## RECORDS TO USE:
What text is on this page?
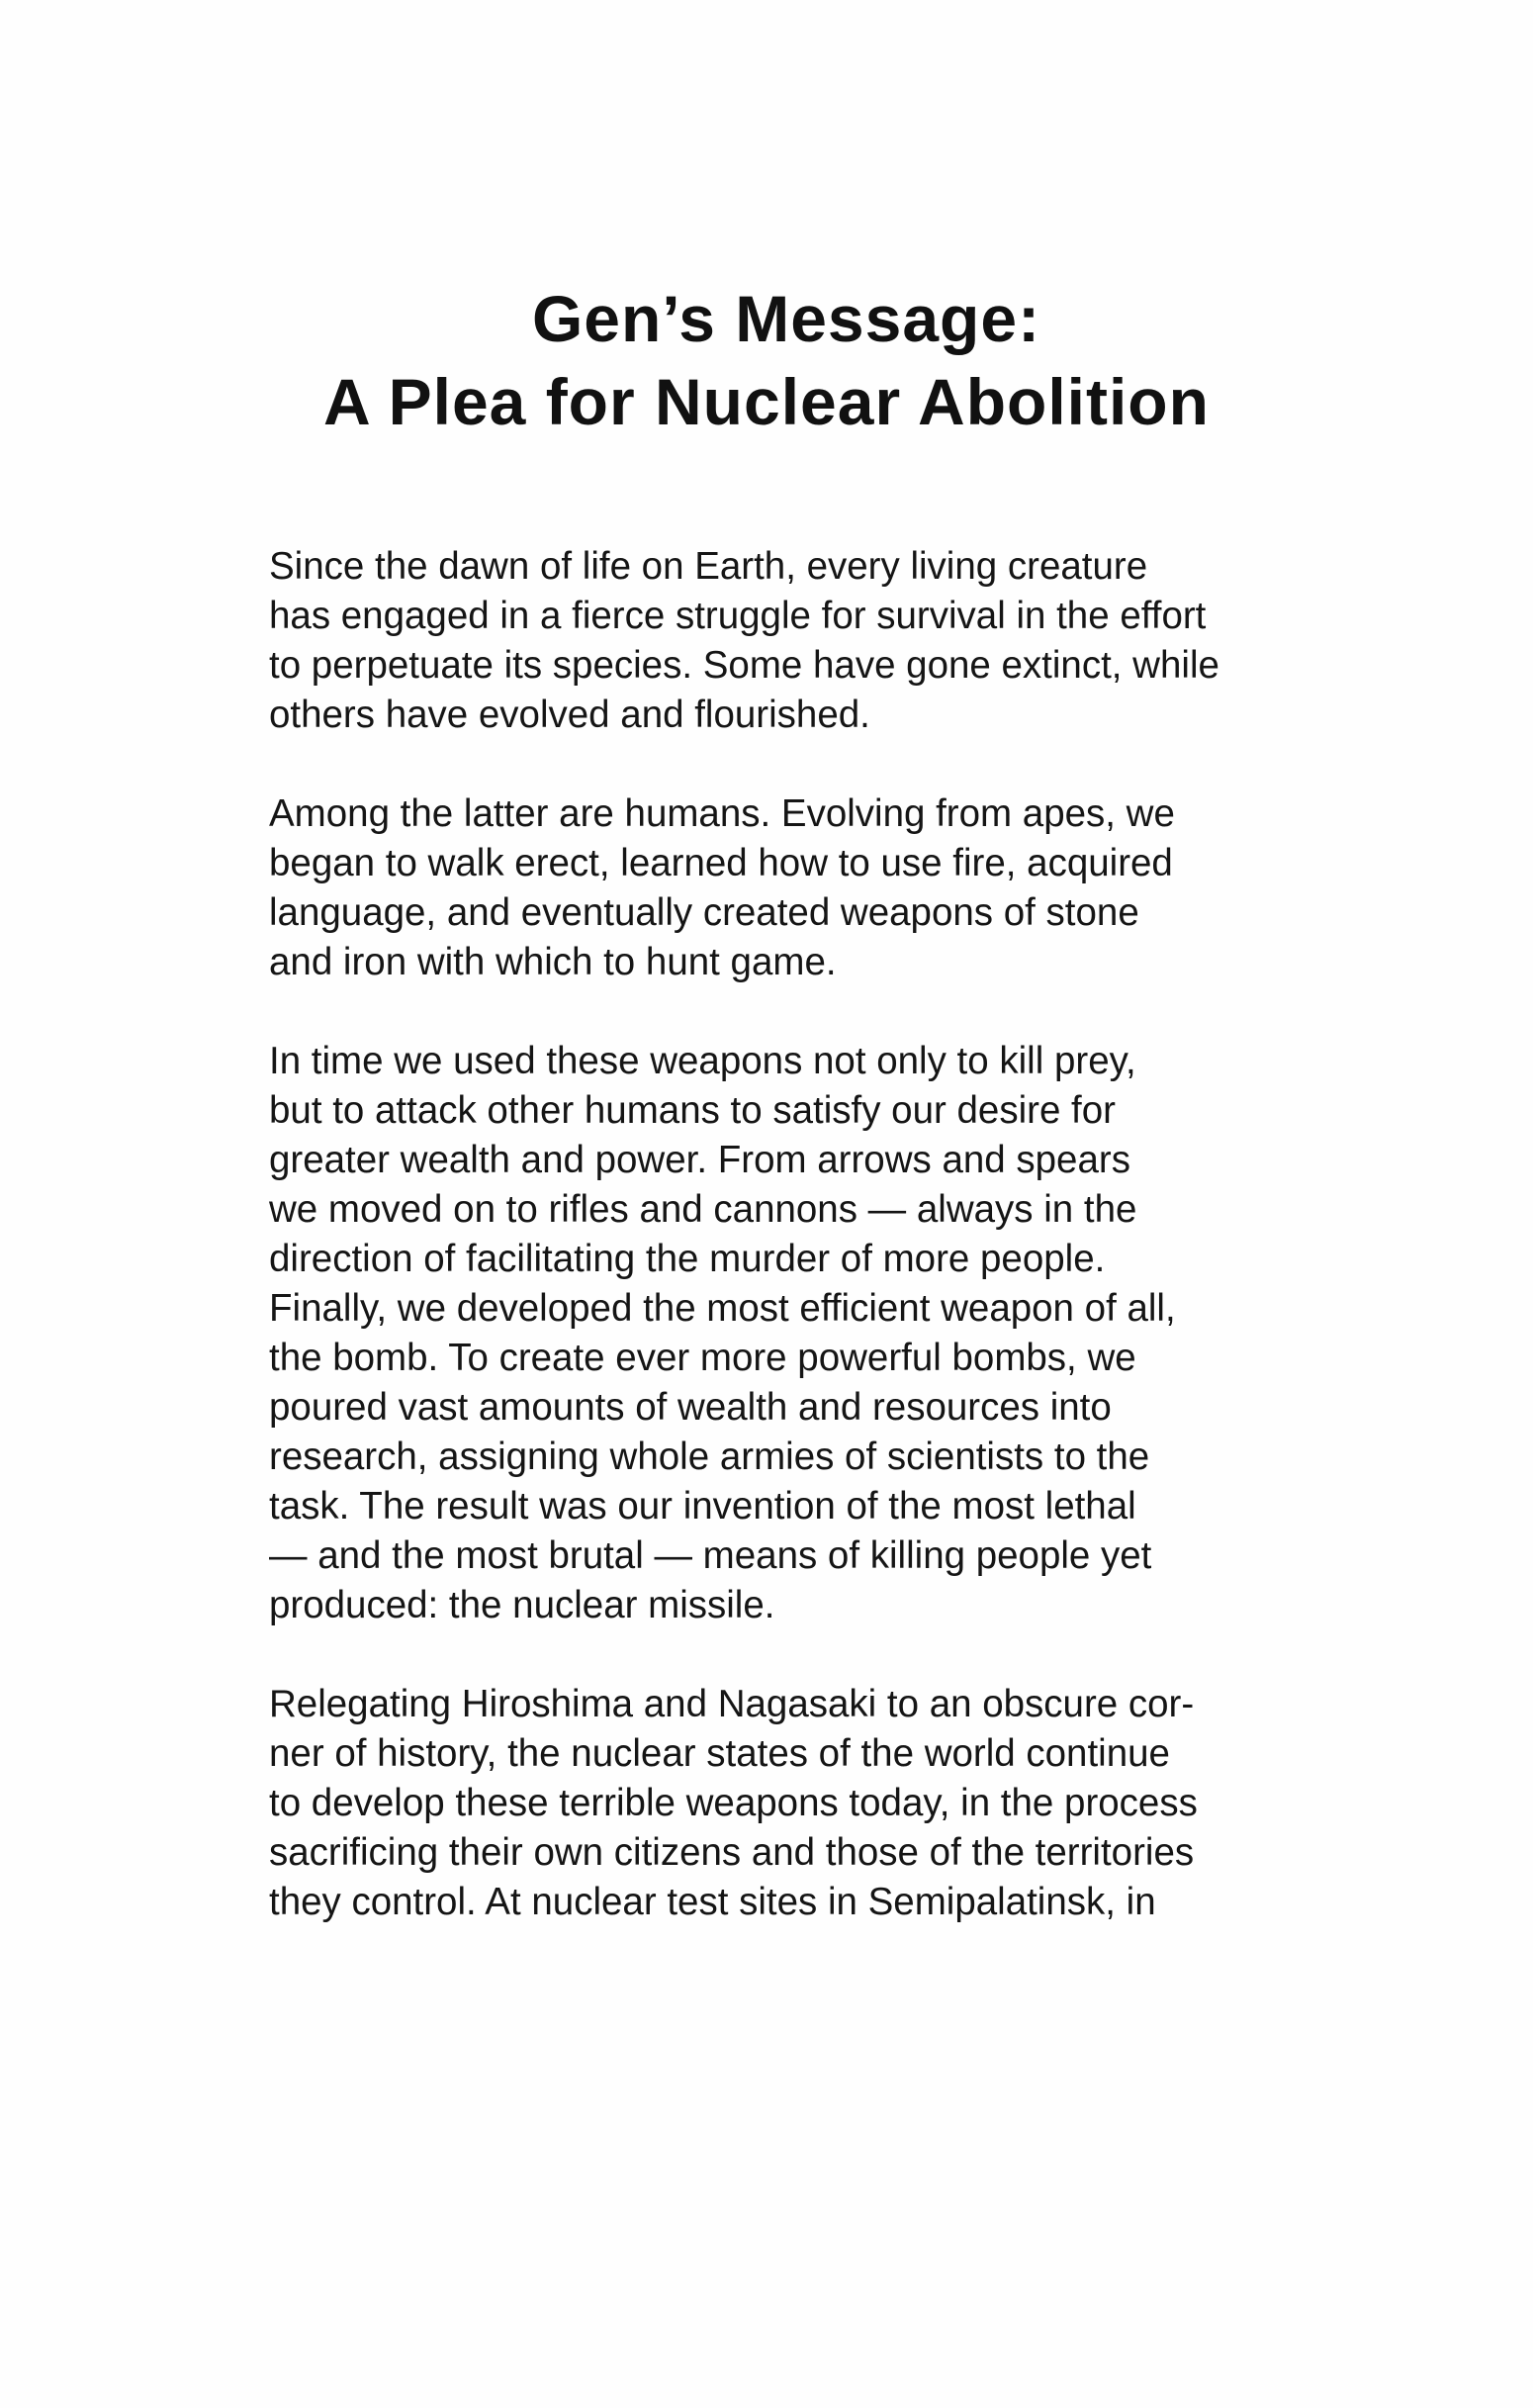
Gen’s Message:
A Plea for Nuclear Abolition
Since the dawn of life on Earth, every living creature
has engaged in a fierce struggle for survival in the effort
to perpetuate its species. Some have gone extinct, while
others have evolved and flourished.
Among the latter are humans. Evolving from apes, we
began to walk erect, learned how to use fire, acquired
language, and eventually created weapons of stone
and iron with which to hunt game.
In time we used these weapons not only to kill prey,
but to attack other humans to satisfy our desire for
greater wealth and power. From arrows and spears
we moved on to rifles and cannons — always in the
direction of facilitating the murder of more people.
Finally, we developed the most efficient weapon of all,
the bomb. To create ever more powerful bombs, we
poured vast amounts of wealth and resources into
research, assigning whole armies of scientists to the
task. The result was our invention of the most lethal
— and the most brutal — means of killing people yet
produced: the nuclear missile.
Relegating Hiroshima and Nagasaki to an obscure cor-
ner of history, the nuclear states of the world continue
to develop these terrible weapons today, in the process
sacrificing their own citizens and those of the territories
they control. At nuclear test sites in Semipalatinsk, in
---
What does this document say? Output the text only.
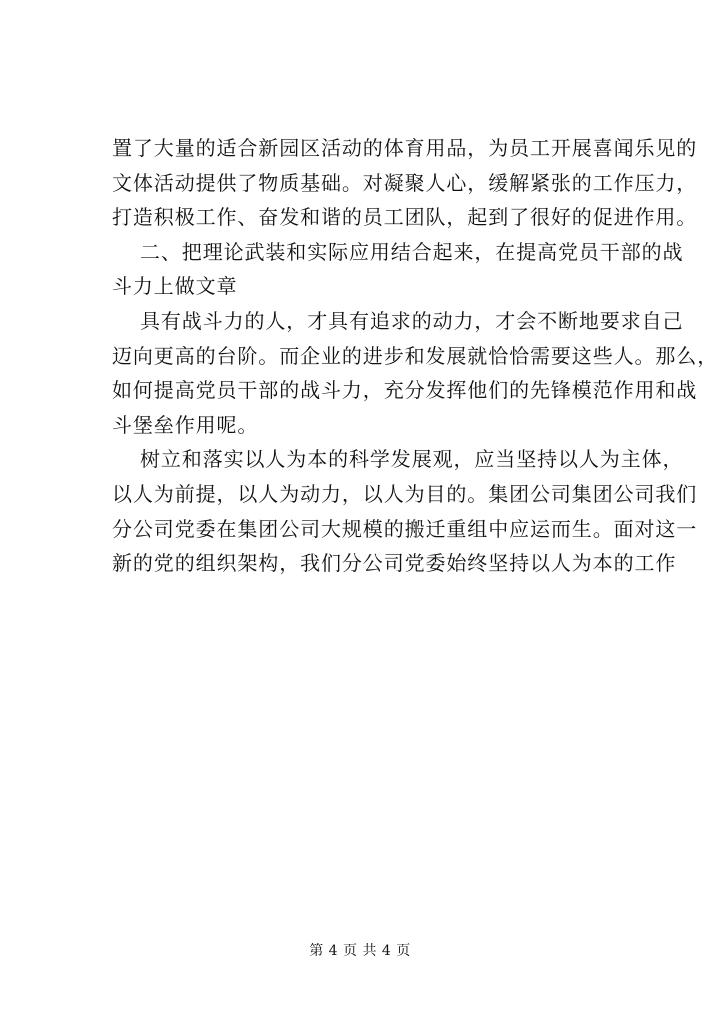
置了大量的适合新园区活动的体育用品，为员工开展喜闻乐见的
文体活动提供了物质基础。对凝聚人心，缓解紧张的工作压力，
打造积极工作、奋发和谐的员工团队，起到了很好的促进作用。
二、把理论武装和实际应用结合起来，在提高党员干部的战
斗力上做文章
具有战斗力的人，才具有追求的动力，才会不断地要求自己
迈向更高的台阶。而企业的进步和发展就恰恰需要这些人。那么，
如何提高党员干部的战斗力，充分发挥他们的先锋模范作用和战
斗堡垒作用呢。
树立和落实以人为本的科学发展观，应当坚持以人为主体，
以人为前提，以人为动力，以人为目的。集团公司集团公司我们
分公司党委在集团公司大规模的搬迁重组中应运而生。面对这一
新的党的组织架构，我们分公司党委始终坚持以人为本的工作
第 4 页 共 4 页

## AIM OF THE TASK:
Every line above that contains the word "What" should be reported.

## CORRECT RESPONSE:
What text is on this page?
What does this document say? Output the text only.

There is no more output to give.